- **WHAT THIS TASK INVOLVES**: Print every record below exactly as written.

Collected data:
--------------------

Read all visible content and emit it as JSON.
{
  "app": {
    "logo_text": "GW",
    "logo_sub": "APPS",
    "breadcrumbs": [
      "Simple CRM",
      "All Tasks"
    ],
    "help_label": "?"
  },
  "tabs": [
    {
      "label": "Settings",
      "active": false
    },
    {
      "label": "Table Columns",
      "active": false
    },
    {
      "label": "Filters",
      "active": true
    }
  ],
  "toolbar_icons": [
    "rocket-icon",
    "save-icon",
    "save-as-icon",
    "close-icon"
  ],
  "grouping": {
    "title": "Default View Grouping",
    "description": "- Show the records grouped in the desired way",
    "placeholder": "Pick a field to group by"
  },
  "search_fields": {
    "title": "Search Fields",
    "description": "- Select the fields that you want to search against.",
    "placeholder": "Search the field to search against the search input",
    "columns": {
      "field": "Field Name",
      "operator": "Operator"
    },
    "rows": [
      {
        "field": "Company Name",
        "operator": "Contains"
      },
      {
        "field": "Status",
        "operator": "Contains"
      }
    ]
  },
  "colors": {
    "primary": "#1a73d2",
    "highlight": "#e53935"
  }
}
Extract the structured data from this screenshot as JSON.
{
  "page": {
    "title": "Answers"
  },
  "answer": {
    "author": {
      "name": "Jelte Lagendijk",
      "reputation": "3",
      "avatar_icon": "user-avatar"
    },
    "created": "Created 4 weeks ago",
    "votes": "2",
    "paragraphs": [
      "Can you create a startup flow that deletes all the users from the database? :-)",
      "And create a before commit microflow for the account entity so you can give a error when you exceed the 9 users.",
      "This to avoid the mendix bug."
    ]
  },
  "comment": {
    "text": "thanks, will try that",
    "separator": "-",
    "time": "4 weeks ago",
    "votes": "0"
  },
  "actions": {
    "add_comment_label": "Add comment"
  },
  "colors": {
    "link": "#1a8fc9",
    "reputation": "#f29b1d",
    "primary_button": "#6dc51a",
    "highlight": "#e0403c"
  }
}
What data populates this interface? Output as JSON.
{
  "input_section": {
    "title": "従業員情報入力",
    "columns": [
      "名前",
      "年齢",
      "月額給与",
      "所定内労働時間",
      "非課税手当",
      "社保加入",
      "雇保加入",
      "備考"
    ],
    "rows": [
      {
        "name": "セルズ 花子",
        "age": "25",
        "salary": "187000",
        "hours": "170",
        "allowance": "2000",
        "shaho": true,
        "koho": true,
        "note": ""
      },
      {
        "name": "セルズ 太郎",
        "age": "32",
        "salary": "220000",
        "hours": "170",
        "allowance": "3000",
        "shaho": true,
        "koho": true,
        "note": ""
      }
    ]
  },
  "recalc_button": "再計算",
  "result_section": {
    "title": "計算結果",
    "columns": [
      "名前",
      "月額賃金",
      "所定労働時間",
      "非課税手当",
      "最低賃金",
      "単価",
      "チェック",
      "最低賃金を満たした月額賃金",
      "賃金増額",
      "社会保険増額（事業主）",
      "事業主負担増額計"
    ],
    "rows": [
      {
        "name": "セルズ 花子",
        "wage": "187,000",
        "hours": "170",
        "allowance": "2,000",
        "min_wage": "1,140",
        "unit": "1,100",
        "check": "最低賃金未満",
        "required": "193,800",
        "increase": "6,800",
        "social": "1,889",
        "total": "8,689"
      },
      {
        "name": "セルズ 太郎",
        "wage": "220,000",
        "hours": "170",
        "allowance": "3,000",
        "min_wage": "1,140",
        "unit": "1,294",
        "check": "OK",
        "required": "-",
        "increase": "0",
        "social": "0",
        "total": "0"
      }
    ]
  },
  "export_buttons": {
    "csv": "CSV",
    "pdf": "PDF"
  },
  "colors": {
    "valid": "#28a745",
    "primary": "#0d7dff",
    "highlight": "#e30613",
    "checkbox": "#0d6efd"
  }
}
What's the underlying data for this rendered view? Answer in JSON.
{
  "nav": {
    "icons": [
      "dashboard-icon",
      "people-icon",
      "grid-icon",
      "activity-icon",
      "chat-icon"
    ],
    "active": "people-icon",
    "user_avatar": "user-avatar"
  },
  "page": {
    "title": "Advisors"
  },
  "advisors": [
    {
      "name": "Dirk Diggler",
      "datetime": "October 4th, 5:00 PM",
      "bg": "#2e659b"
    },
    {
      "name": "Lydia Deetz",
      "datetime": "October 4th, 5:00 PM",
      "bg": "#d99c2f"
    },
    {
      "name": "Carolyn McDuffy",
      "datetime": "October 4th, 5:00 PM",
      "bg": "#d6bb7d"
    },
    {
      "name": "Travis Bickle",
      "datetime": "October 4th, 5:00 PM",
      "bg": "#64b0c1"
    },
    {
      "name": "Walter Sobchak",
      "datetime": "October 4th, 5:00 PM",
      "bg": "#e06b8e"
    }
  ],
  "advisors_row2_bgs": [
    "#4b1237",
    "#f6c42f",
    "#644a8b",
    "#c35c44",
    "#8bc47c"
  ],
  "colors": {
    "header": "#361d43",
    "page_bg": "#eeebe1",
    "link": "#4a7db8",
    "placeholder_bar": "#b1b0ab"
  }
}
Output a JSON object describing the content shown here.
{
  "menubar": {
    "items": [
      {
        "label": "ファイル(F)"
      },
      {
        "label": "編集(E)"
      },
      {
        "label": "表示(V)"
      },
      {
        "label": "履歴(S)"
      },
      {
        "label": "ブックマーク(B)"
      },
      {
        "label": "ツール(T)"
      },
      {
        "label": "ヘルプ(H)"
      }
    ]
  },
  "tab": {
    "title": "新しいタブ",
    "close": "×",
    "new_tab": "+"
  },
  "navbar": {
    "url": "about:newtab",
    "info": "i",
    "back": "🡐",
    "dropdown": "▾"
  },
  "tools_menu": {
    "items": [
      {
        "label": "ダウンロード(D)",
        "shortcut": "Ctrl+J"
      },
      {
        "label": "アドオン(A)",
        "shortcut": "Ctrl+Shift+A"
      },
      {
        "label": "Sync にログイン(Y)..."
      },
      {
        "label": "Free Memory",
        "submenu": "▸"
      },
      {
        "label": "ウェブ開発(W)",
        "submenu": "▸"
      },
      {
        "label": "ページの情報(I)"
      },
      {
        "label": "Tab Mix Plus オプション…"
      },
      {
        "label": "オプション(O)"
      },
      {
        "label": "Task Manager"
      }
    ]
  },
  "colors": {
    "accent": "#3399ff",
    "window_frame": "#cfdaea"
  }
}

--------------------

- **EXERCISE ANSWER**:
Read all visible content and emit it as JSON.
{
  "app": {
    "logo_text": "GW",
    "logo_sub": "APPS",
    "breadcrumbs": [
      "Simple CRM",
      "All Tasks"
    ],
    "help_label": "?"
  },
  "tabs": [
    {
      "label": "Settings",
      "active": false
    },
    {
      "label": "Table Columns",
      "active": false
    },
    {
      "label": "Filters",
      "active": true
    }
  ],
  "toolbar_icons": [
    "rocket-icon",
    "save-icon",
    "save-as-icon",
    "close-icon"
  ],
  "grouping": {
    "title": "Default View Grouping",
    "description": "- Show the records grouped in the desired way",
    "placeholder": "Pick a field to group by"
  },
  "search_fields": {
    "title": "Search Fields",
    "description": "- Select the fields that you want to search against.",
    "placeholder": "Search the field to search against the search input",
    "columns": {
      "field": "Field Name",
      "operator": "Operator"
    },
    "rows": [
      {
        "field": "Company Name",
        "operator": "Contains"
      },
      {
        "field": "Status",
        "operator": "Contains"
      }
    ]
  },
  "colors": {
    "primary": "#1a73d2",
    "highlight": "#e53935"
  }
}
Extract the structured data from this screenshot as JSON.
{
  "page": {
    "title": "Answers"
  },
  "answer": {
    "author": {
      "name": "Jelte Lagendijk",
      "reputation": "3",
      "avatar_icon": "user-avatar"
    },
    "created": "Created 4 weeks ago",
    "votes": "2",
    "paragraphs": [
      "Can you create a startup flow that deletes all the users from the database? :-)",
      "And create a before commit microflow for the account entity so you can give a error when you exceed the 9 users.",
      "This to avoid the mendix bug."
    ]
  },
  "comment": {
    "text": "thanks, will try that",
    "separator": "-",
    "time": "4 weeks ago",
    "votes": "0"
  },
  "actions": {
    "add_comment_label": "Add comment"
  },
  "colors": {
    "link": "#1a8fc9",
    "reputation": "#f29b1d",
    "primary_button": "#6dc51a",
    "highlight": "#e0403c"
  }
}
What data populates this interface? Output as JSON.
{
  "input_section": {
    "title": "従業員情報入力",
    "columns": [
      "名前",
      "年齢",
      "月額給与",
      "所定内労働時間",
      "非課税手当",
      "社保加入",
      "雇保加入",
      "備考"
    ],
    "rows": [
      {
        "name": "セルズ 花子",
        "age": "25",
        "salary": "187000",
        "hours": "170",
        "allowance": "2000",
        "shaho": true,
        "koho": true,
        "note": ""
      },
      {
        "name": "セルズ 太郎",
        "age": "32",
        "salary": "220000",
        "hours": "170",
        "allowance": "3000",
        "shaho": true,
        "koho": true,
        "note": ""
      }
    ]
  },
  "recalc_button": "再計算",
  "result_section": {
    "title": "計算結果",
    "columns": [
      "名前",
      "月額賃金",
      "所定労働時間",
      "非課税手当",
      "最低賃金",
      "単価",
      "チェック",
      "最低賃金を満たした月額賃金",
      "賃金増額",
      "社会保険増額（事業主）",
      "事業主負担増額計"
    ],
    "rows": [
      {
        "name": "セルズ 花子",
        "wage": "187,000",
        "hours": "170",
        "allowance": "2,000",
        "min_wage": "1,140",
        "unit": "1,100",
        "check": "最低賃金未満",
        "required": "193,800",
        "increase": "6,800",
        "social": "1,889",
        "total": "8,689"
      },
      {
        "name": "セルズ 太郎",
        "wage": "220,000",
        "hours": "170",
        "allowance": "3,000",
        "min_wage": "1,140",
        "unit": "1,294",
        "check": "OK",
        "required": "-",
        "increase": "0",
        "social": "0",
        "total": "0"
      }
    ]
  },
  "export_buttons": {
    "csv": "CSV",
    "pdf": "PDF"
  },
  "colors": {
    "valid": "#28a745",
    "primary": "#0d7dff",
    "highlight": "#e30613",
    "checkbox": "#0d6efd"
  }
}
What's the underlying data for this rendered view? Answer in JSON.
{
  "nav": {
    "icons": [
      "dashboard-icon",
      "people-icon",
      "grid-icon",
      "activity-icon",
      "chat-icon"
    ],
    "active": "people-icon",
    "user_avatar": "user-avatar"
  },
  "page": {
    "title": "Advisors"
  },
  "advisors": [
    {
      "name": "Dirk Diggler",
      "datetime": "October 4th, 5:00 PM",
      "bg": "#2e659b"
    },
    {
      "name": "Lydia Deetz",
      "datetime": "October 4th, 5:00 PM",
      "bg": "#d99c2f"
    },
    {
      "name": "Carolyn McDuffy",
      "datetime": "October 4th, 5:00 PM",
      "bg": "#d6bb7d"
    },
    {
      "name": "Travis Bickle",
      "datetime": "October 4th, 5:00 PM",
      "bg": "#64b0c1"
    },
    {
      "name": "Walter Sobchak",
      "datetime": "October 4th, 5:00 PM",
      "bg": "#e06b8e"
    }
  ],
  "advisors_row2_bgs": [
    "#4b1237",
    "#f6c42f",
    "#644a8b",
    "#c35c44",
    "#8bc47c"
  ],
  "colors": {
    "header": "#361d43",
    "page_bg": "#eeebe1",
    "link": "#4a7db8",
    "placeholder_bar": "#b1b0ab"
  }
}
Output a JSON object describing the content shown here.
{
  "menubar": {
    "items": [
      {
        "label": "ファイル(F)"
      },
      {
        "label": "編集(E)"
      },
      {
        "label": "表示(V)"
      },
      {
        "label": "履歴(S)"
      },
      {
        "label": "ブックマーク(B)"
      },
      {
        "label": "ツール(T)"
      },
      {
        "label": "ヘルプ(H)"
      }
    ]
  },
  "tab": {
    "title": "新しいタブ",
    "close": "×",
    "new_tab": "+"
  },
  "navbar": {
    "url": "about:newtab",
    "info": "i",
    "back": "🡐",
    "dropdown": "▾"
  },
  "tools_menu": {
    "items": [
      {
        "label": "ダウンロード(D)",
        "shortcut": "Ctrl+J"
      },
      {
        "label": "アドオン(A)",
        "shortcut": "Ctrl+Shift+A"
      },
      {
        "label": "Sync にログイン(Y)..."
      },
      {
        "label": "Free Memory",
        "submenu": "▸"
      },
      {
        "label": "ウェブ開発(W)",
        "submenu": "▸"
      },
      {
        "label": "ページの情報(I)"
      },
      {
        "label": "Tab Mix Plus オプション…"
      },
      {
        "label": "オプション(O)"
      },
      {
        "label": "Task Manager"
      }
    ]
  },
  "colors": {
    "accent": "#3399ff",
    "window_frame": "#cfdaea"
  }
}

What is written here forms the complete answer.